Locate each line of the material that contains "hours", then return it.
## START Supplied records
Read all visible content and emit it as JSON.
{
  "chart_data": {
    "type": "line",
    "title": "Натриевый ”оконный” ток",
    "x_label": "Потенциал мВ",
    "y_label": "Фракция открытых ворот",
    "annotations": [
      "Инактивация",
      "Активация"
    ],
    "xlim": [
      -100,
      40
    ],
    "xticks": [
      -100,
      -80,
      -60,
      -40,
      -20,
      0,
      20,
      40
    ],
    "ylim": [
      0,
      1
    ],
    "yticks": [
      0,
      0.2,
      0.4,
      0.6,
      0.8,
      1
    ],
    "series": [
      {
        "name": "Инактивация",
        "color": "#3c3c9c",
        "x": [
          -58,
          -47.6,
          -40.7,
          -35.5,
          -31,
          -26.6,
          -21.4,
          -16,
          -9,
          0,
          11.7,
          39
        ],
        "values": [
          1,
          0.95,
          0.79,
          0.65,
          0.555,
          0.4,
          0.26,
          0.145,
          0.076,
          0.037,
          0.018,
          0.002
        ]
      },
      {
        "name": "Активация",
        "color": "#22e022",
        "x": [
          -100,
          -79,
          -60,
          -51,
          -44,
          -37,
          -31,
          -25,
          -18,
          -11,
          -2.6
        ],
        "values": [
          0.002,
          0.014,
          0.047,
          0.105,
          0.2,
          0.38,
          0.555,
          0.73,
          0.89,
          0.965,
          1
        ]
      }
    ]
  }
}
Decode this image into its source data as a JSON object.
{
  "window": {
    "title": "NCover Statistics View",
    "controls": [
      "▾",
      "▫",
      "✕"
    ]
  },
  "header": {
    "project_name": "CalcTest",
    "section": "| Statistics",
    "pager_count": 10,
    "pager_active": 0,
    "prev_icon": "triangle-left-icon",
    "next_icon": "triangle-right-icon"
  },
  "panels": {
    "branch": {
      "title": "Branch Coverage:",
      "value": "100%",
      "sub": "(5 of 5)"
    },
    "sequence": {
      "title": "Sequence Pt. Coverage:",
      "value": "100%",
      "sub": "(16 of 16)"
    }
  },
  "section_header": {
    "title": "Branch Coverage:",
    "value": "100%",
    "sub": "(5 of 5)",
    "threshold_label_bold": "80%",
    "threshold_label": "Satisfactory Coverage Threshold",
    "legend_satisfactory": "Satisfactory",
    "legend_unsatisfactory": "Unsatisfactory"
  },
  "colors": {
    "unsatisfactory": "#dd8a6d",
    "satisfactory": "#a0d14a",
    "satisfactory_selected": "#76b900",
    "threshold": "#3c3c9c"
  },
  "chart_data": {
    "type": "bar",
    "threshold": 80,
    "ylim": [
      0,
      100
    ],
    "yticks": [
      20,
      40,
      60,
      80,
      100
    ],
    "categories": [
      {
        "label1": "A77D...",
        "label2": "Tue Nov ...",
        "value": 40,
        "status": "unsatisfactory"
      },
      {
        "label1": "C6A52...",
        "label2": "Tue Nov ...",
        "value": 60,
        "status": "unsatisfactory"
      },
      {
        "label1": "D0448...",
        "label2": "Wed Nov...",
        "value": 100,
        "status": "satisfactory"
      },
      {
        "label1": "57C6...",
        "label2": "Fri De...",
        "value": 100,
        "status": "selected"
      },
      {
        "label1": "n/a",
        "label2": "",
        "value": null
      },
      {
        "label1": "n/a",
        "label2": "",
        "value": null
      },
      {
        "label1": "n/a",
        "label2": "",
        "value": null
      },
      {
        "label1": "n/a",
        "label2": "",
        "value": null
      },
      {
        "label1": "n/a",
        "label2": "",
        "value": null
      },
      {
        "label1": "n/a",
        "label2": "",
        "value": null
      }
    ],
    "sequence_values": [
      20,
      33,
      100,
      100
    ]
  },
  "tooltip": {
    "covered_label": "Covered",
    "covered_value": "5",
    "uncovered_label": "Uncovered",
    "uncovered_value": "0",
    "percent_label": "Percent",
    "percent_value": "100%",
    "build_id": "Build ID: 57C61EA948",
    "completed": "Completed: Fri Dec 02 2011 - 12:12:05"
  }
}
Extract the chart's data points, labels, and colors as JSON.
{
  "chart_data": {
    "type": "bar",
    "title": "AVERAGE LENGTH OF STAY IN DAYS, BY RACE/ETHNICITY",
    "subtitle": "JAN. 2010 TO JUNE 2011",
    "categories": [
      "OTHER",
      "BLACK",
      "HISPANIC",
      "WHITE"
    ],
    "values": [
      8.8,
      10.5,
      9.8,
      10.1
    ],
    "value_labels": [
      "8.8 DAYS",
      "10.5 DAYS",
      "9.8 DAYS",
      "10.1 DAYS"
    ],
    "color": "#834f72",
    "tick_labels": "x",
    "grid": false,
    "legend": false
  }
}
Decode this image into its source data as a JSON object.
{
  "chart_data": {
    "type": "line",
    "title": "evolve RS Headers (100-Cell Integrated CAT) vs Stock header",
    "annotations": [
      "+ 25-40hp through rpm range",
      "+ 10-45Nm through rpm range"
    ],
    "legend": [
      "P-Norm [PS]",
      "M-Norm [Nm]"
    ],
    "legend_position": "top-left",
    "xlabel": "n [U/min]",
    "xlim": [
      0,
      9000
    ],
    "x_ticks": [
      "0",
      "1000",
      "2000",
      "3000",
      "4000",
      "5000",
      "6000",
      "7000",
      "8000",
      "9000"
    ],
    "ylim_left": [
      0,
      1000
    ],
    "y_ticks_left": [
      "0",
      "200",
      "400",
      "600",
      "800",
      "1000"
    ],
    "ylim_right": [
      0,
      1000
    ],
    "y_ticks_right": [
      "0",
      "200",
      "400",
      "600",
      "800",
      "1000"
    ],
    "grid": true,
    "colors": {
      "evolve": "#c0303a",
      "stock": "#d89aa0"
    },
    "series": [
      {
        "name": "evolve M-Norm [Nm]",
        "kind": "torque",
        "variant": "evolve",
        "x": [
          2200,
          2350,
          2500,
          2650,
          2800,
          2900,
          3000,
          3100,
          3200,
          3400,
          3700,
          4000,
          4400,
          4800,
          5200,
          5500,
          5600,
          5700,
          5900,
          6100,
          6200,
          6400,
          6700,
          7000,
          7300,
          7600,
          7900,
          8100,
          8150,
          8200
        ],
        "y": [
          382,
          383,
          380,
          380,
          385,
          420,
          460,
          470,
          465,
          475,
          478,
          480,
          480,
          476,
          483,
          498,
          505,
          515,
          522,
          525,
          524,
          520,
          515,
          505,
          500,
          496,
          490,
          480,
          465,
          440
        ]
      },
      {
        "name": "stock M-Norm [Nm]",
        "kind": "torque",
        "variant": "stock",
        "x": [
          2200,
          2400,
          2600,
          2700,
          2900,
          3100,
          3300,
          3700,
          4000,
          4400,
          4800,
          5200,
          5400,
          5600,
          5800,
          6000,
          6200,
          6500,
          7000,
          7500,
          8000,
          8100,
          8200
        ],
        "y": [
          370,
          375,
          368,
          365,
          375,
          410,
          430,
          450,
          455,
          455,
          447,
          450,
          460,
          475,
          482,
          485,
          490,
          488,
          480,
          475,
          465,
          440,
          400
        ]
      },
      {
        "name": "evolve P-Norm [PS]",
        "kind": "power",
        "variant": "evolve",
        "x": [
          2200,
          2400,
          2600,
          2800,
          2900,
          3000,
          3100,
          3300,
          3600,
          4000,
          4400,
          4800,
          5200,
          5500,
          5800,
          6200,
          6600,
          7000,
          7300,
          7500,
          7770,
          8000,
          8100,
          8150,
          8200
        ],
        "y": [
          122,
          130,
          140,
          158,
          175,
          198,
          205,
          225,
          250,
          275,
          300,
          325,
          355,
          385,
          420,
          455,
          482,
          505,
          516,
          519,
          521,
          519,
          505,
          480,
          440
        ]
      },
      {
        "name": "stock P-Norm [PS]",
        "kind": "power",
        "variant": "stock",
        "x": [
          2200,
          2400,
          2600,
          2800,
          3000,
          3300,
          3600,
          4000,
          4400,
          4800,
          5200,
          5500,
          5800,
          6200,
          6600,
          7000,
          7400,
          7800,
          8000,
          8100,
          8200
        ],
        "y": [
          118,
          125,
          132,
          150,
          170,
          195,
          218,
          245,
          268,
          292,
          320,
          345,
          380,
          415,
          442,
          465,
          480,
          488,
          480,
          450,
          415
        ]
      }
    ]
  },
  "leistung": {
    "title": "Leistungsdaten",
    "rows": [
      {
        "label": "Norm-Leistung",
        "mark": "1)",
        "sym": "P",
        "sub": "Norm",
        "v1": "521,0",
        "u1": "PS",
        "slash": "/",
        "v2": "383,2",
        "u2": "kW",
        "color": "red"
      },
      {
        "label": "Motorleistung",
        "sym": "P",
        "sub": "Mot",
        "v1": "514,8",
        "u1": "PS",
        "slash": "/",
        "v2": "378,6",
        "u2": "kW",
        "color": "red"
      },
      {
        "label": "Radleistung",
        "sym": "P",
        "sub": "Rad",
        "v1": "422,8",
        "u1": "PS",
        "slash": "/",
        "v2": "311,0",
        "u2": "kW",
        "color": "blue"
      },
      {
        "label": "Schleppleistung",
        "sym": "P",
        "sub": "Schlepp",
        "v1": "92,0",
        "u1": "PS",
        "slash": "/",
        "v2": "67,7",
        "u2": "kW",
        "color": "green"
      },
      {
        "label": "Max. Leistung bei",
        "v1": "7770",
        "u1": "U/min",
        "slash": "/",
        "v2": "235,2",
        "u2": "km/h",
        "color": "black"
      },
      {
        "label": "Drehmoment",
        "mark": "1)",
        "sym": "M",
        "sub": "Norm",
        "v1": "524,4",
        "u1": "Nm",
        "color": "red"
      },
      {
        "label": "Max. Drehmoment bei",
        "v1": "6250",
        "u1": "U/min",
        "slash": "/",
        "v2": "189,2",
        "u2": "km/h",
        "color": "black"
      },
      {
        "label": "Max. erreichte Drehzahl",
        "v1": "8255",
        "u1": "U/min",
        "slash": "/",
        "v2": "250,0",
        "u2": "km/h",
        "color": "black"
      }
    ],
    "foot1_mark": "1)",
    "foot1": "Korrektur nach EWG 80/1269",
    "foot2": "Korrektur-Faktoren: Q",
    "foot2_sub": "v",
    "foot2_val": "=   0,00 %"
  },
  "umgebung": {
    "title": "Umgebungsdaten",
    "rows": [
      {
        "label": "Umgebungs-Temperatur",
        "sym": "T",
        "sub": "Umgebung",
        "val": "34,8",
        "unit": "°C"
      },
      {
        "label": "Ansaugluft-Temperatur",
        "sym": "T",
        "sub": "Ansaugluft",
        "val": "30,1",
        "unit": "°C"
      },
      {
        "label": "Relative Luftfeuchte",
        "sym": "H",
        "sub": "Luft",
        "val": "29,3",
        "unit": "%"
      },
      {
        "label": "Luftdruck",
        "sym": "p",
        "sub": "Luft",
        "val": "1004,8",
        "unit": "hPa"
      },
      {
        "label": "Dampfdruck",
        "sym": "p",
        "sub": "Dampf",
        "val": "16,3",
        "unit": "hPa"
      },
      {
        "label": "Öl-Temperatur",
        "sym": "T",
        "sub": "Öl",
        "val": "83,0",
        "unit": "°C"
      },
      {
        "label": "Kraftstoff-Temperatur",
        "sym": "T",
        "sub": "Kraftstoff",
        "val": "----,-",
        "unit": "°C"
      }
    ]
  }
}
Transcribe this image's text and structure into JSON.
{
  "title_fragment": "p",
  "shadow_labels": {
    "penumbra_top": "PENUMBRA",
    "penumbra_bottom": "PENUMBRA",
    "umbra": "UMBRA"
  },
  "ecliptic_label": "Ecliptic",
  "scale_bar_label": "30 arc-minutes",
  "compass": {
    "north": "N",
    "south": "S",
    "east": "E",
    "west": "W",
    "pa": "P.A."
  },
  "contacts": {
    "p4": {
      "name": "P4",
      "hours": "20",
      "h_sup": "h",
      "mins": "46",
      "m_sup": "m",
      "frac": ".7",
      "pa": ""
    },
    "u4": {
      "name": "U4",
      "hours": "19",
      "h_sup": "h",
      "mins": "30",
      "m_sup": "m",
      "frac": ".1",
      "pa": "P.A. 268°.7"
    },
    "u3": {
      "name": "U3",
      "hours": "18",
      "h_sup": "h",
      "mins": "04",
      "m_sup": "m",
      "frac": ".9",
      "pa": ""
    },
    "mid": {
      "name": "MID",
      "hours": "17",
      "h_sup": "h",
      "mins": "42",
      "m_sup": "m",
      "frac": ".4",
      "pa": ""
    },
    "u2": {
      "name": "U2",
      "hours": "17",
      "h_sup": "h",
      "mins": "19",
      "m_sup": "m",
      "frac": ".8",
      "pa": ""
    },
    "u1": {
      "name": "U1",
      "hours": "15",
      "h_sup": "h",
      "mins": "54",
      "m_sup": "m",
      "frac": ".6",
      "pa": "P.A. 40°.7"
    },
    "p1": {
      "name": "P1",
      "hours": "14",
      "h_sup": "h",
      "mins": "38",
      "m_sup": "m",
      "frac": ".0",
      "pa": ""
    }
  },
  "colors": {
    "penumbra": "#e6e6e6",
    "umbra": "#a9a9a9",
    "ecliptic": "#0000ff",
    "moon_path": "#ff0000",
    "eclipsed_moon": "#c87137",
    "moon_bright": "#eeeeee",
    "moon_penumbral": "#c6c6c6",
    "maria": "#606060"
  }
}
## END Supplied records
Answer below →
      "hours": "20",
      "hours": "19",
      "hours": "18",
      "hours": "17",
      "hours": "17",
      "hours": "15",
      "hours": "14",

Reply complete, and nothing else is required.